▸ **Your task**: So long as no pictures are carried over, output the records below exactly.

### Data to examine

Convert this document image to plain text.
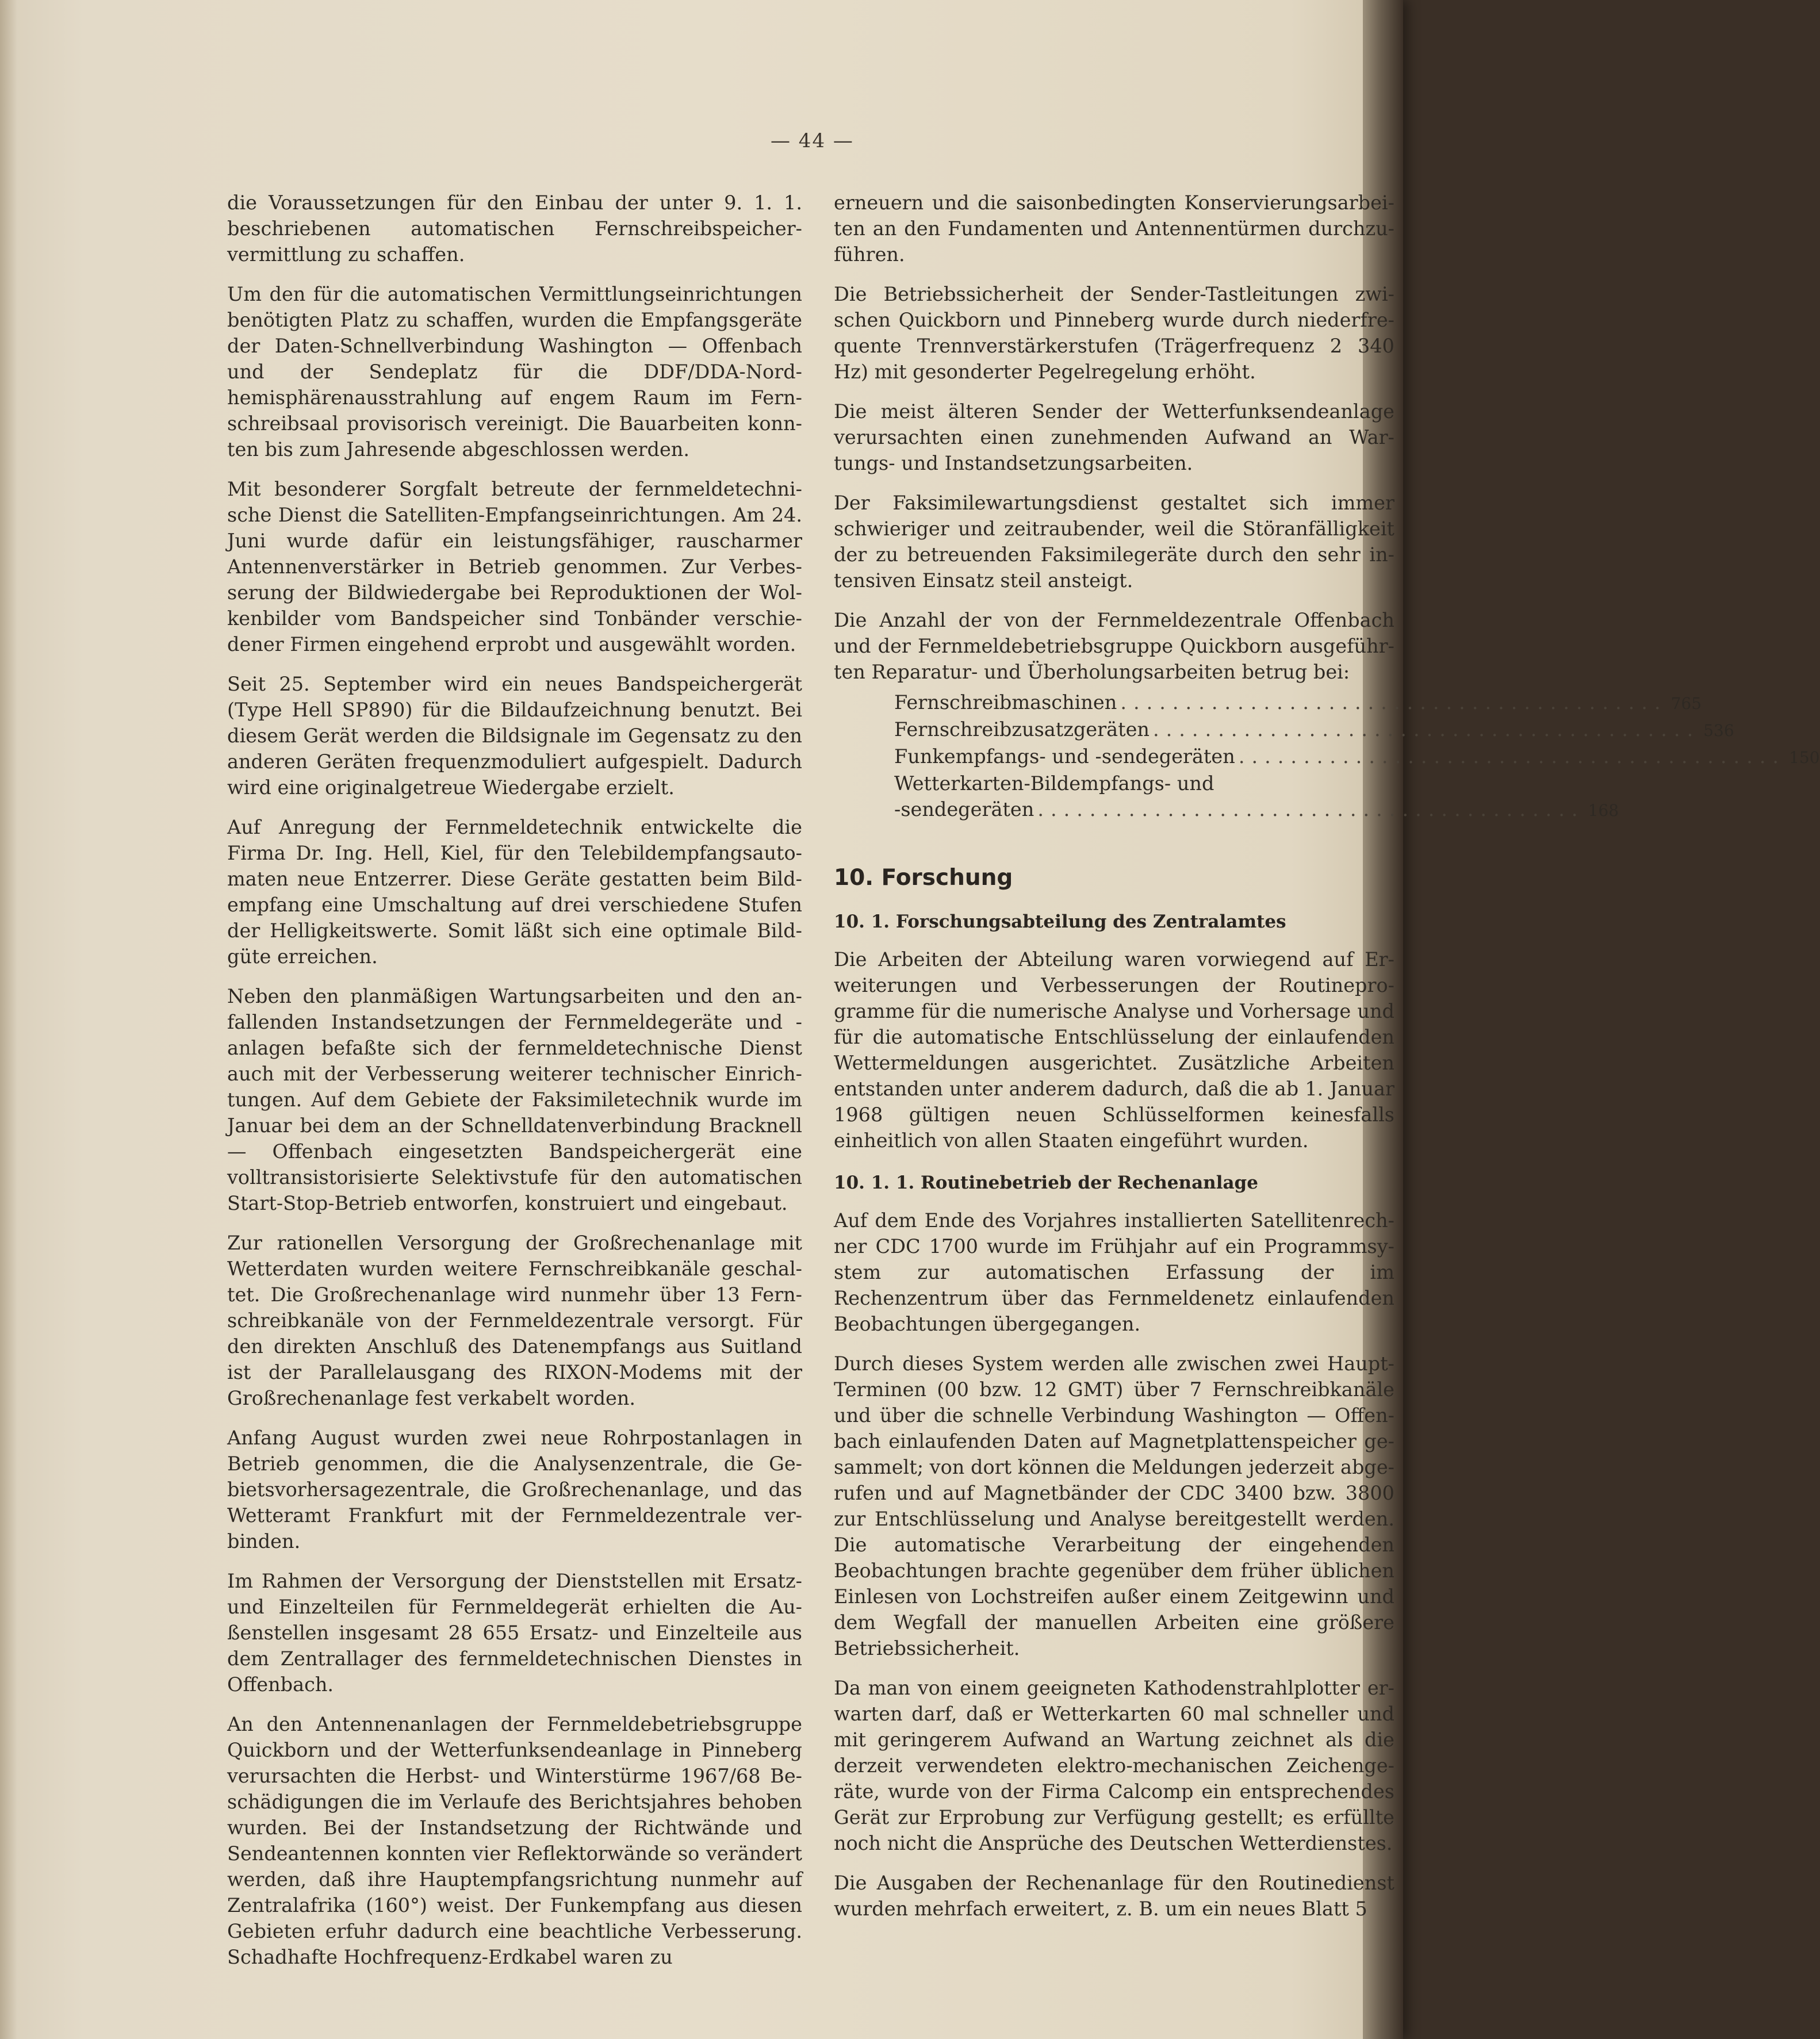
— 44 —

die Voraussetzungen für den Einbau der unter 9. 1. 1. beschriebenen automatischen Fernschreibspeichervermittlung zu schaffen.

Um den für die automatischen Vermittlungseinrichtungen benötigten Platz zu schaffen, wurden die Empfangsgeräte der Daten-Schnellverbindung Washington — Offenbach und der Sendeplatz für die DDF/DDA-Nordhemisphärenausstrahlung auf engem Raum im Fernschreibsaal provisorisch vereinigt. Die Bauarbeiten konnten bis zum Jahresende abgeschlossen werden.

Mit besonderer Sorgfalt betreute der fernmeldetechnische Dienst die Satelliten-Empfangseinrichtungen. Am 24. Juni wurde dafür ein leistungsfähiger, rauscharmer Antennenverstärker in Betrieb genommen. Zur Verbesserung der Bildwiedergabe bei Reproduktionen der Wolkenbilder vom Bandspeicher sind Tonbänder verschiedener Firmen eingehend erprobt und ausgewählt worden.

Seit 25. September wird ein neues Bandspeichergerät (Type Hell SP890) für die Bildaufzeichnung benutzt. Bei diesem Gerät werden die Bildsignale im Gegensatz zu den anderen Geräten frequenzmoduliert aufgespielt. Dadurch wird eine originalgetreue Wiedergabe erzielt.

Auf Anregung der Fernmeldetechnik entwickelte die Firma Dr. Ing. Hell, Kiel, für den Telebildempfangsautomaten neue Entzerrer. Diese Geräte gestatten beim Bildempfang eine Umschaltung auf drei verschiedene Stufen der Helligkeitswerte. Somit läßt sich eine optimale Bildgüte erreichen.

Neben den planmäßigen Wartungsarbeiten und den anfallenden Instandsetzungen der Fernmeldegeräte und -anlagen befaßte sich der fernmeldetechnische Dienst auch mit der Verbesserung weiterer technischer Einrichtungen. Auf dem Gebiete der Faksimiletechnik wurde im Januar bei dem an der Schnelldatenverbindung Bracknell — Offenbach eingesetzten Bandspeichergerät eine volltransistorisierte Selektivstufe für den automatischen Start-Stop-Betrieb entworfen, konstruiert und eingebaut.

Zur rationellen Versorgung der Großrechenanlage mit Wetterdaten wurden weitere Fernschreibkanäle geschaltet. Die Großrechenanlage wird nunmehr über 13 Fernschreibkanäle von der Fernmeldezentrale versorgt. Für den direkten Anschluß des Datenempfangs aus Suitland ist der Parallelausgang des RIXON-Modems mit der Großrechenanlage fest verkabelt worden.

Anfang August wurden zwei neue Rohrpostanlagen in Betrieb genommen, die die Analysenzentrale, die Gebietsvorhersagezentrale, die Großrechenanlage, und das Wetteramt Frankfurt mit der Fernmeldezentrale verbinden.

Im Rahmen der Versorgung der Dienststellen mit Ersatz- und Einzelteilen für Fernmeldegerät erhielten die Außenstellen insgesamt 28 655 Ersatz- und Einzelteile aus dem Zentrallager des fernmeldetechnischen Dienstes in Offenbach.

An den Antennenanlagen der Fernmeldebetriebsgruppe Quickborn und der Wetterfunksendeanlage in Pinneberg verursachten die Herbst- und Winterstürme 1967/68 Beschädigungen die im Verlaufe des Berichtsjahres behoben wurden. Bei der Instandsetzung der Richtwände und Sendeantennen konnten vier Reflektorwände so verändert werden, daß ihre Hauptempfangsrichtung nunmehr auf Zentralafrika (160°) weist. Der Funkempfang aus diesen Gebieten erfuhr dadurch eine beachtliche Verbesserung. Schadhafte Hochfrequenz-Erdkabel waren zu

erneuern und die saisonbedingten Konservierungsarbeiten an den Fundamenten und Antennentürmen durchzuführen.

Die Betriebssicherheit der Sender-Tastleitungen zwischen Quickborn und Pinneberg wurde durch niederfrequente Trennverstärkerstufen (Trägerfrequenz 2 340 Hz) mit gesonderter Pegelregelung erhöht.

Die meist älteren Sender der Wetterfunksendeanlage verursachten einen zunehmenden Aufwand an Wartungs- und Instandsetzungsarbeiten.

Der Faksimilewartungsdienst gestaltet sich immer schwieriger und zeitraubender, weil die Störanfälligkeit der zu betreuenden Faksimilegeräte durch den sehr intensiven Einsatz steil ansteigt.

Die Anzahl der von der Fernmeldezentrale Offenbach und der Fernmeldebetriebsgruppe Quickborn ausgeführten Reparatur- und Überholungsarbeiten betrug bei:

Fernschreibmaschinen .......................................... 765
Fernschreibzusatzgeräten .......................................... 536
Funkempfangs- und -sendegeräten .......................................... 150
Wetterkarten-Bildempfangs- und
-sendegeräten .......................................... 168
10. Forschung
10. 1. Forschungsabteilung des Zentralamtes

Die Arbeiten der Abteilung waren vorwiegend auf Erweiterungen und Verbesserungen der Routineprogramme für die numerische Analyse und Vorhersage und für die automatische Entschlüsselung der einlaufenden Wettermeldungen ausgerichtet. Zusätzliche Arbeiten entstanden unter anderem dadurch, daß die ab 1. Januar 1968 gültigen neuen Schlüsselformen keinesfalls einheitlich von allen Staaten eingeführt wurden.

10. 1. 1. Routinebetrieb der Rechenanlage

Auf dem Ende des Vorjahres installierten Satellitenrechner CDC 1700 wurde im Frühjahr auf ein Programmsystem zur automatischen Erfassung der im Rechenzentrum über das Fernmeldenetz einlaufenden Beobachtungen übergegangen.

Durch dieses System werden alle zwischen zwei HauptTerminen (00 bzw. 12 GMT) über 7 Fernschreibkanäle und über die schnelle Verbindung Washington — Offenbach einlaufenden Daten auf Magnetplattenspeicher gesammelt; von dort können die Meldungen jederzeit abgerufen und auf Magnetbänder der CDC 3400 bzw. 3800 zur Entschlüsselung und Analyse bereitgestellt werden. Die automatische Verarbeitung der eingehenden Beobachtungen brachte gegenüber dem früher üblichen Einlesen von Lochstreifen außer einem Zeitgewinn und dem Wegfall der manuellen Arbeiten eine größere Betriebssicherheit.

Da man von einem geeigneten Kathodenstrahlplotter erwarten darf, daß er Wetterkarten 60 mal schneller und mit geringerem Aufwand an Wartung zeichnet als die derzeit verwendeten elektro-mechanischen Zeichengeräte, wurde von der Firma Calcomp ein entsprechendes Gerät zur Erprobung zur Verfügung gestellt; es erfüllte noch nicht die Ansprüche des Deutschen Wetterdienstes.

Die Ausgaben der Rechenanlage für den Routinedienst wurden mehrfach erweitert, z. B. um ein neues Blatt 5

######

▸ **The completed task**:
Convert this document image to plain text.
— 44 —

die Voraussetzungen für den Einbau der unter 9. 1. 1. beschriebenen automatischen Fernschreibspeichervermittlung zu schaffen.

Um den für die automatischen Vermittlungseinrichtungen benötigten Platz zu schaffen, wurden die Empfangsgeräte der Daten-Schnellverbindung Washington — Offenbach und der Sendeplatz für die DDF/DDA-Nordhemisphärenausstrahlung auf engem Raum im Fernschreibsaal provisorisch vereinigt. Die Bauarbeiten konnten bis zum Jahresende abgeschlossen werden.

Mit besonderer Sorgfalt betreute der fernmeldetechnische Dienst die Satelliten-Empfangseinrichtungen. Am 24. Juni wurde dafür ein leistungsfähiger, rauscharmer Antennenverstärker in Betrieb genommen. Zur Verbesserung der Bildwiedergabe bei Reproduktionen der Wolkenbilder vom Bandspeicher sind Tonbänder verschiedener Firmen eingehend erprobt und ausgewählt worden.

Seit 25. September wird ein neues Bandspeichergerät (Type Hell SP890) für die Bildaufzeichnung benutzt. Bei diesem Gerät werden die Bildsignale im Gegensatz zu den anderen Geräten frequenzmoduliert aufgespielt. Dadurch wird eine originalgetreue Wiedergabe erzielt.

Auf Anregung der Fernmeldetechnik entwickelte die Firma Dr. Ing. Hell, Kiel, für den Telebildempfangsautomaten neue Entzerrer. Diese Geräte gestatten beim Bildempfang eine Umschaltung auf drei verschiedene Stufen der Helligkeitswerte. Somit läßt sich eine optimale Bildgüte erreichen.

Neben den planmäßigen Wartungsarbeiten und den anfallenden Instandsetzungen der Fernmeldegeräte und -anlagen befaßte sich der fernmeldetechnische Dienst auch mit der Verbesserung weiterer technischer Einrichtungen. Auf dem Gebiete der Faksimiletechnik wurde im Januar bei dem an der Schnelldatenverbindung Bracknell — Offenbach eingesetzten Bandspeichergerät eine volltransistorisierte Selektivstufe für den automatischen Start-Stop-Betrieb entworfen, konstruiert und eingebaut.

Zur rationellen Versorgung der Großrechenanlage mit Wetterdaten wurden weitere Fernschreibkanäle geschaltet. Die Großrechenanlage wird nunmehr über 13 Fernschreibkanäle von der Fernmeldezentrale versorgt. Für den direkten Anschluß des Datenempfangs aus Suitland ist der Parallelausgang des RIXON-Modems mit der Großrechenanlage fest verkabelt worden.

Anfang August wurden zwei neue Rohrpostanlagen in Betrieb genommen, die die Analysenzentrale, die Gebietsvorhersagezentrale, die Großrechenanlage, und das Wetteramt Frankfurt mit der Fernmeldezentrale verbinden.

Im Rahmen der Versorgung der Dienststellen mit Ersatz- und Einzelteilen für Fernmeldegerät erhielten die Außenstellen insgesamt 28 655 Ersatz- und Einzelteile aus dem Zentrallager des fernmeldetechnischen Dienstes in Offenbach.

An den Antennenanlagen der Fernmeldebetriebsgruppe Quickborn und der Wetterfunksendeanlage in Pinneberg verursachten die Herbst- und Winterstürme 1967/68 Beschädigungen die im Verlaufe des Berichtsjahres behoben wurden. Bei der Instandsetzung der Richtwände und Sendeantennen konnten vier Reflektorwände so verändert werden, daß ihre Hauptempfangsrichtung nunmehr auf Zentralafrika (160°) weist. Der Funkempfang aus diesen Gebieten erfuhr dadurch eine beachtliche Verbesserung. Schadhafte Hochfrequenz-Erdkabel waren zu

erneuern und die saisonbedingten Konservierungsarbeiten an den Fundamenten und Antennentürmen durchzuführen.

Die Betriebssicherheit der Sender-Tastleitungen zwischen Quickborn und Pinneberg wurde durch niederfrequente Trennverstärkerstufen (Trägerfrequenz 2 340 Hz) mit gesonderter Pegelregelung erhöht.

Die meist älteren Sender der Wetterfunksendeanlage verursachten einen zunehmenden Aufwand an Wartungs- und Instandsetzungsarbeiten.

Der Faksimilewartungsdienst gestaltet sich immer schwieriger und zeitraubender, weil die Störanfälligkeit der zu betreuenden Faksimilegeräte durch den sehr intensiven Einsatz steil ansteigt.

Die Anzahl der von der Fernmeldezentrale Offenbach und der Fernmeldebetriebsgruppe Quickborn ausgeführten Reparatur- und Überholungsarbeiten betrug bei:

Fernschreibmaschinen .......................................... 765
Fernschreibzusatzgeräten .......................................... 536
Funkempfangs- und -sendegeräten .......................................... 150
Wetterkarten-Bildempfangs- und
-sendegeräten .......................................... 168
10. Forschung
10. 1. Forschungsabteilung des Zentralamtes

Die Arbeiten der Abteilung waren vorwiegend auf Erweiterungen und Verbesserungen der Routineprogramme für die numerische Analyse und Vorhersage und für die automatische Entschlüsselung der einlaufenden Wettermeldungen ausgerichtet. Zusätzliche Arbeiten entstanden unter anderem dadurch, daß die ab 1. Januar 1968 gültigen neuen Schlüsselformen keinesfalls einheitlich von allen Staaten eingeführt wurden.

10. 1. 1. Routinebetrieb der Rechenanlage

Auf dem Ende des Vorjahres installierten Satellitenrechner CDC 1700 wurde im Frühjahr auf ein Programmsystem zur automatischen Erfassung der im Rechenzentrum über das Fernmeldenetz einlaufenden Beobachtungen übergegangen.

Durch dieses System werden alle zwischen zwei HauptTerminen (00 bzw. 12 GMT) über 7 Fernschreibkanäle und über die schnelle Verbindung Washington — Offenbach einlaufenden Daten auf Magnetplattenspeicher gesammelt; von dort können die Meldungen jederzeit abgerufen und auf Magnetbänder der CDC 3400 bzw. 3800 zur Entschlüsselung und Analyse bereitgestellt werden. Die automatische Verarbeitung der eingehenden Beobachtungen brachte gegenüber dem früher üblichen Einlesen von Lochstreifen außer einem Zeitgewinn und dem Wegfall der manuellen Arbeiten eine größere Betriebssicherheit.

Da man von einem geeigneten Kathodenstrahlplotter erwarten darf, daß er Wetterkarten 60 mal schneller und mit geringerem Aufwand an Wartung zeichnet als die derzeit verwendeten elektro-mechanischen Zeichengeräte, wurde von der Firma Calcomp ein entsprechendes Gerät zur Erprobung zur Verfügung gestellt; es erfüllte noch nicht die Ansprüche des Deutschen Wetterdienstes.

Die Ausgaben der Rechenanlage für den Routinedienst wurden mehrfach erweitert, z. B. um ein neues Blatt 5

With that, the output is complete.